(Entries with figure data)

^^^^^^^^^^^^^^^^

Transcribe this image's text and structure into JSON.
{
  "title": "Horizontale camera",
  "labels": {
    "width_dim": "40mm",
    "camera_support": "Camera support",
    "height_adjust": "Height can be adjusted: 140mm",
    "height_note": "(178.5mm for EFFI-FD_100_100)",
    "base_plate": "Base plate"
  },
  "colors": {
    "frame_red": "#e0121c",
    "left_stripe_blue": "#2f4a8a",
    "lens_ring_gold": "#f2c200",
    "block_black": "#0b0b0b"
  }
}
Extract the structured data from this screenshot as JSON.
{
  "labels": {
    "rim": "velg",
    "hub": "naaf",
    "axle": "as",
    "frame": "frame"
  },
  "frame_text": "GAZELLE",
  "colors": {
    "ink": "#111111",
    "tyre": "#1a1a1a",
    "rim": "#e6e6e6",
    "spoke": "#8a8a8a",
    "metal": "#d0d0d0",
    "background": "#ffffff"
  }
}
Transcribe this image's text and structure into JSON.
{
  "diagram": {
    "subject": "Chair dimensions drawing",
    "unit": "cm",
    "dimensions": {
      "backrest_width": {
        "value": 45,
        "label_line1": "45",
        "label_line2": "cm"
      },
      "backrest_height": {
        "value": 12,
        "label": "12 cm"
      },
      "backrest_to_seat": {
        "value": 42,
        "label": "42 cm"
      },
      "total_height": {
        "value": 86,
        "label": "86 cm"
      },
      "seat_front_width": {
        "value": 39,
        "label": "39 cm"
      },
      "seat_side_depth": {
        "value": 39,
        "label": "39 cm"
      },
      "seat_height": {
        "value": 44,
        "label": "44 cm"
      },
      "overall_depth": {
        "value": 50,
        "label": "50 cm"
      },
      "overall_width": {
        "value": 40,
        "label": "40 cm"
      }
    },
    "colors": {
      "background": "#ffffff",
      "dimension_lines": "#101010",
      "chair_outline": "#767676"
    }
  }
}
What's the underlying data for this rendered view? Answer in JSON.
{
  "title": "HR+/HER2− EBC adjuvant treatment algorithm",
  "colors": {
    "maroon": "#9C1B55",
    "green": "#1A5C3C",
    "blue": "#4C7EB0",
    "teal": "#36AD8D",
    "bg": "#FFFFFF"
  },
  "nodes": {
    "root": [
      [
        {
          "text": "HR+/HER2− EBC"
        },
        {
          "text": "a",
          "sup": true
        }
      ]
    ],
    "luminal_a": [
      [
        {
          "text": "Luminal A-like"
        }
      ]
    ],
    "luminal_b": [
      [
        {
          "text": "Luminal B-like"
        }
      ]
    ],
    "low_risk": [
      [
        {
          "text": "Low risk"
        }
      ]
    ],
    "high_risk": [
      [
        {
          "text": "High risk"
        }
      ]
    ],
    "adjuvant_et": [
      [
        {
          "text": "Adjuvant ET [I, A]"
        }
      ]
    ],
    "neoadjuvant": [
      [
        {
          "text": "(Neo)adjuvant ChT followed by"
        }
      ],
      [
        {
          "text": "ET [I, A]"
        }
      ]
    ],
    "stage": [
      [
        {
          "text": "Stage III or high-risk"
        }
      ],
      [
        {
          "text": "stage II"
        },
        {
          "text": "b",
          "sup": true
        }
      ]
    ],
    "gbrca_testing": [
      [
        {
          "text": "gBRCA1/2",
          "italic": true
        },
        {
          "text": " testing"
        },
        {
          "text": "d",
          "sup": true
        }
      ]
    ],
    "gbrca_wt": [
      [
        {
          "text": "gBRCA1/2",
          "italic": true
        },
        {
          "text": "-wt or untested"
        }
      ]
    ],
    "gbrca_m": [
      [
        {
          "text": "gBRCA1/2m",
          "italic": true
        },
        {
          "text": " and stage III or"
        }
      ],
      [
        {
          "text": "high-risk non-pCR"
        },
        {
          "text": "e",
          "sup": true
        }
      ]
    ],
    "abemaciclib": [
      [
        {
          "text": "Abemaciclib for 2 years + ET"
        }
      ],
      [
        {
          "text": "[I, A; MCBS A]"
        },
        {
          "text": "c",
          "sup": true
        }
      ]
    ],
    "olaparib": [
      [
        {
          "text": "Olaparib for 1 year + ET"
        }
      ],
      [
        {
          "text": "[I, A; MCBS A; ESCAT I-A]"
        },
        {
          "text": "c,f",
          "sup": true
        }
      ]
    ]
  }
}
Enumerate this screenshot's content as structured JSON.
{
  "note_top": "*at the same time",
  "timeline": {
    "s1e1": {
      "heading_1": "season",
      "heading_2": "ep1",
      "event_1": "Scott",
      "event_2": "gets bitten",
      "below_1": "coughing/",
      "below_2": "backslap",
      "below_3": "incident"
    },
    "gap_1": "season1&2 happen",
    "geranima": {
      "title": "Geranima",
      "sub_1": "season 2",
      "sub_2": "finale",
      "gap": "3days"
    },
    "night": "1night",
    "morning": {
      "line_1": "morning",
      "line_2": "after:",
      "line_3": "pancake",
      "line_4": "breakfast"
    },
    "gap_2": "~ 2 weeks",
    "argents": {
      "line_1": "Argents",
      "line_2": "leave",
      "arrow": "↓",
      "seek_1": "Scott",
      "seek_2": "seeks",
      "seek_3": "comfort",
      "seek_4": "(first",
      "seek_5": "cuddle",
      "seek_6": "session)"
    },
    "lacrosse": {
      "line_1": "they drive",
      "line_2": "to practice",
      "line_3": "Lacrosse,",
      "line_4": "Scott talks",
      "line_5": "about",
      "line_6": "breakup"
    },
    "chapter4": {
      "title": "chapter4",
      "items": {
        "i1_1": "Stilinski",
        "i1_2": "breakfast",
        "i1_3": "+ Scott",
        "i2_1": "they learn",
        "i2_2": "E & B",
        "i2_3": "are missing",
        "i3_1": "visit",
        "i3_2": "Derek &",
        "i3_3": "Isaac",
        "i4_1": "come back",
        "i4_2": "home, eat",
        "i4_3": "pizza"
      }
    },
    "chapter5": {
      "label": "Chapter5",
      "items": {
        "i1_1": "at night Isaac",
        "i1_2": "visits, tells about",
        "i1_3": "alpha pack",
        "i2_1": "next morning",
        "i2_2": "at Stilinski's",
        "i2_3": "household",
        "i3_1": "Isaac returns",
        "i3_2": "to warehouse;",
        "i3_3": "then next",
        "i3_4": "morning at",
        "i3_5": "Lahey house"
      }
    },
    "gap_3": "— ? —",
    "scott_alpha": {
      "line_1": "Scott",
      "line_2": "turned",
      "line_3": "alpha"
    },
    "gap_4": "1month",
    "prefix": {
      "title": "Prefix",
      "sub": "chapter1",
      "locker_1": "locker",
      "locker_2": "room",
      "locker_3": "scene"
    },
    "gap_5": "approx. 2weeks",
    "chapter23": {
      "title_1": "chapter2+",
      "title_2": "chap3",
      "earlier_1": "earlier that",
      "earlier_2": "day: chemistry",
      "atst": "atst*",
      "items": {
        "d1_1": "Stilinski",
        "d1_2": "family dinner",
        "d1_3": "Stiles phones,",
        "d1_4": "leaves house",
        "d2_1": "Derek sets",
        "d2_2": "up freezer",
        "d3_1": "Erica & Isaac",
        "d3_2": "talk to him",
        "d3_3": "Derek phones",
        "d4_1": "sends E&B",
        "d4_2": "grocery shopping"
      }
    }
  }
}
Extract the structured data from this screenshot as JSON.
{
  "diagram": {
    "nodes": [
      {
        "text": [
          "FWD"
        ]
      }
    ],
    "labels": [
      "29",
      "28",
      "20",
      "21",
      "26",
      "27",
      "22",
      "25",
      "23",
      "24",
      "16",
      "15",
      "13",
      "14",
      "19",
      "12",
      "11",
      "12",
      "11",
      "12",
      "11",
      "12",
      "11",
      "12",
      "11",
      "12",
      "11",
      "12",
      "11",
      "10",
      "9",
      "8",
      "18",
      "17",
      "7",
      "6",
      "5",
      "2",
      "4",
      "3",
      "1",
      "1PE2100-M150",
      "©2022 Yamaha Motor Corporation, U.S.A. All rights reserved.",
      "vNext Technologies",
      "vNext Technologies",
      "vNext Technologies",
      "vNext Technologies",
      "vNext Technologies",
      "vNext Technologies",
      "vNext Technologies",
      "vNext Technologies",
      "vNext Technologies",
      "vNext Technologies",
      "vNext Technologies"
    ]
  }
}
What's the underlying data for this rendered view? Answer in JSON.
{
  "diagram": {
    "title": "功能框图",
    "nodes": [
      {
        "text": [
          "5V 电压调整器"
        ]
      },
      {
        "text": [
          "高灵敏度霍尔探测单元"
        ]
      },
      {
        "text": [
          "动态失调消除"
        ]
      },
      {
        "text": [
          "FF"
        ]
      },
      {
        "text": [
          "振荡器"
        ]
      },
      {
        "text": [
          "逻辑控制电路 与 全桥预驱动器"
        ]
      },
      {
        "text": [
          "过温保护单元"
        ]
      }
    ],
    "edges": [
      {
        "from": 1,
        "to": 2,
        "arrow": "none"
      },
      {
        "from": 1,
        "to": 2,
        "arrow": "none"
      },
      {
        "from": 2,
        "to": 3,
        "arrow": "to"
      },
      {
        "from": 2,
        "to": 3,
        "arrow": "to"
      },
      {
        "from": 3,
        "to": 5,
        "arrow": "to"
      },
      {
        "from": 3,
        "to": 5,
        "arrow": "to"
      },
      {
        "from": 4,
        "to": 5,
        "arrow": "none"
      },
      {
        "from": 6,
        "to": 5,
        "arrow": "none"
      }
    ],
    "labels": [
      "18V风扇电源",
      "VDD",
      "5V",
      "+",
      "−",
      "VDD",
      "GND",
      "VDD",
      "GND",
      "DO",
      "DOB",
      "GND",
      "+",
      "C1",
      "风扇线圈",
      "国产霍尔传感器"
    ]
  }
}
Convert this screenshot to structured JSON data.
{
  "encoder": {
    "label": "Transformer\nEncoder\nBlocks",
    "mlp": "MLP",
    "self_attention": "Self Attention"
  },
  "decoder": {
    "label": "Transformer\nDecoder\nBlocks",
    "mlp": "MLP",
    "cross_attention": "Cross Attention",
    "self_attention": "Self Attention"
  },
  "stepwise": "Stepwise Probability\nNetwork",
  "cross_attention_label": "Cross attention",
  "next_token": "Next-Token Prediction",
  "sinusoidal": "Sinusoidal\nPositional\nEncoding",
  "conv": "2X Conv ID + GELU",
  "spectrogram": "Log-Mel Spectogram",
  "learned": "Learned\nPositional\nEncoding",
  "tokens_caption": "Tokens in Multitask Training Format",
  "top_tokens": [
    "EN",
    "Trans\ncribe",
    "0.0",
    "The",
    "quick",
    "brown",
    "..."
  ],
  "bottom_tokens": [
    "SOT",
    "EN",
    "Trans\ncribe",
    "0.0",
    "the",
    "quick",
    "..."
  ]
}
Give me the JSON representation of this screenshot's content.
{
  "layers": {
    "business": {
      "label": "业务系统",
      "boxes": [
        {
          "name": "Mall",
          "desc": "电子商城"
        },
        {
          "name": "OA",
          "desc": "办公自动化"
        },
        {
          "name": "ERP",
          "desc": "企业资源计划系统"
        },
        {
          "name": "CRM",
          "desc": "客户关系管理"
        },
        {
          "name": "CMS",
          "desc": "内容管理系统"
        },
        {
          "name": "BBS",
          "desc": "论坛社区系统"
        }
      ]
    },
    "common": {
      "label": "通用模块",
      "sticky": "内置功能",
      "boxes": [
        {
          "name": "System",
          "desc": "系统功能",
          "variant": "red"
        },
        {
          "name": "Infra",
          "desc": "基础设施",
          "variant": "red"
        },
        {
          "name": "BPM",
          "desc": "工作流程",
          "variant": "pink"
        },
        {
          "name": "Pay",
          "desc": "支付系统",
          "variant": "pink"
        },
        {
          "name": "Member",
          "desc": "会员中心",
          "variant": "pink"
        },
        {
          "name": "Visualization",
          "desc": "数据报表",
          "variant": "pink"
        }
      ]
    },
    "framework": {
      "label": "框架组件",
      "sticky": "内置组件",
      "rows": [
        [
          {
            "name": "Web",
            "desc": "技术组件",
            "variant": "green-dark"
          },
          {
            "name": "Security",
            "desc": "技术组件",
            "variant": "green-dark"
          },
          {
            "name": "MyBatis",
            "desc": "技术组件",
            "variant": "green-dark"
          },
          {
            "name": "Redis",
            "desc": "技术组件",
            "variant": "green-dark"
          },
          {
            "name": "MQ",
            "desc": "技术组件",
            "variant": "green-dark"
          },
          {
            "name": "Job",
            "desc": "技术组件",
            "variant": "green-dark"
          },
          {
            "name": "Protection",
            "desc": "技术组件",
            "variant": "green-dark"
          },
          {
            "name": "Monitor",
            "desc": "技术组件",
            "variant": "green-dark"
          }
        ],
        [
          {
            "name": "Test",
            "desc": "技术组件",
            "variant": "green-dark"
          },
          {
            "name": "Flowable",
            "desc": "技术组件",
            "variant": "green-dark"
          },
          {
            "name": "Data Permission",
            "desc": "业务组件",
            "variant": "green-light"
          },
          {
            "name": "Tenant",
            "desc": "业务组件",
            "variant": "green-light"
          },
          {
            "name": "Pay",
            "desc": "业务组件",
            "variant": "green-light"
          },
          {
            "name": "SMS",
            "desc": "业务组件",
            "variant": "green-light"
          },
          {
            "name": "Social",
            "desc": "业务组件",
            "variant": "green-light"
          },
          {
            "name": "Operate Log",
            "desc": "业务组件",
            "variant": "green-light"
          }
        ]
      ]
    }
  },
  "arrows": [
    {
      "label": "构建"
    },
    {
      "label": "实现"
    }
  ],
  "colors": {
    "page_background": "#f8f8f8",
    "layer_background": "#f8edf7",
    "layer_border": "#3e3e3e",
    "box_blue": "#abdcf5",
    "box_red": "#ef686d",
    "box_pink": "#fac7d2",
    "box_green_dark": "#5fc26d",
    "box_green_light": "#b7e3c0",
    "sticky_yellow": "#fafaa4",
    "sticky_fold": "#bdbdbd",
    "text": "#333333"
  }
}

^^^^^^^^^^^^^^^^

* The problem *
Copy each line of the entries that includes the word "morning".

* Answer to this exercise *
    "morning": {
      "line_1": "morning",
        "i2_1": "next morning",
        "i3_4": "morning at",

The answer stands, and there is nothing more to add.